[Stored records]
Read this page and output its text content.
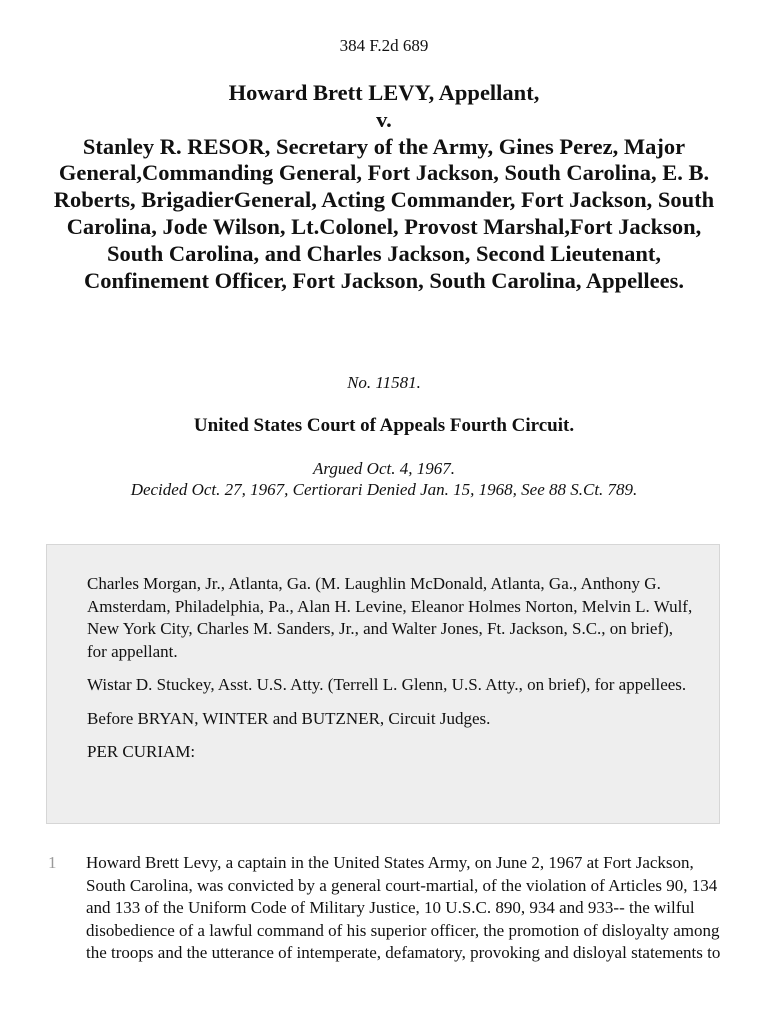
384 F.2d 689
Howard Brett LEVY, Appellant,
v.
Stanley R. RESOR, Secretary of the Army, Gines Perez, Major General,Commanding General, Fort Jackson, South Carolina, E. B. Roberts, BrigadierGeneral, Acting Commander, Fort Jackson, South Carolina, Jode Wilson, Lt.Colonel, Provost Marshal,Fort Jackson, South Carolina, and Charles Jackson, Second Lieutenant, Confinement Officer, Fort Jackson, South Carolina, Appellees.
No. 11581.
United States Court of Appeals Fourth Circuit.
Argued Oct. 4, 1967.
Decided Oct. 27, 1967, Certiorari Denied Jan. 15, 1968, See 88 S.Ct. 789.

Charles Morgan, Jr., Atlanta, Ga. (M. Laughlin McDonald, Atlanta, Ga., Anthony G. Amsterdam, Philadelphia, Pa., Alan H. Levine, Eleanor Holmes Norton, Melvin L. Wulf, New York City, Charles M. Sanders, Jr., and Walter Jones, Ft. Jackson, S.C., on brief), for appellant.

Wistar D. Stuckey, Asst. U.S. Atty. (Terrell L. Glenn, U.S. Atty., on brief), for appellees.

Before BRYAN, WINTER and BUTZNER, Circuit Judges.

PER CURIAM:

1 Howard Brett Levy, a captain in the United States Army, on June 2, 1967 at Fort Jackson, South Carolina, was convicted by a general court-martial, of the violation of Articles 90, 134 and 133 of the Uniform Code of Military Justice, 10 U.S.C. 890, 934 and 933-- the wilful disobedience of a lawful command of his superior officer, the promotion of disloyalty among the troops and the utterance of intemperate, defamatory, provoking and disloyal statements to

Problem: Take every line from the records above that has the word "South" and copy it.

Written answer:
Stanley R. RESOR, Secretary of the Army, Gines Perez, Major General,Commanding General, Fort Jackson, South Carolina, E. B. Roberts, BrigadierGeneral, Acting Commander, Fort Jackson, South Carolina, Jode Wilson, Lt.Colonel, Provost Marshal,Fort Jackson, South Carolina, and Charles Jackson, Second Lieutenant, Confinement Officer, Fort Jackson, South Carolina, Appellees.
1 Howard Brett Levy, a captain in the United States Army, on June 2, 1967 at Fort Jackson, South Carolina, was convicted by a general court-martial, of the violation of Articles 90, 134 and 133 of the Uniform Code of Military Justice, 10 U.S.C. 890, 934 and 933-- the wilful disobedience of a lawful command of his superior officer, the promotion of disloyalty among the troops and the utterance of intemperate, defamatory, provoking and disloyal statements to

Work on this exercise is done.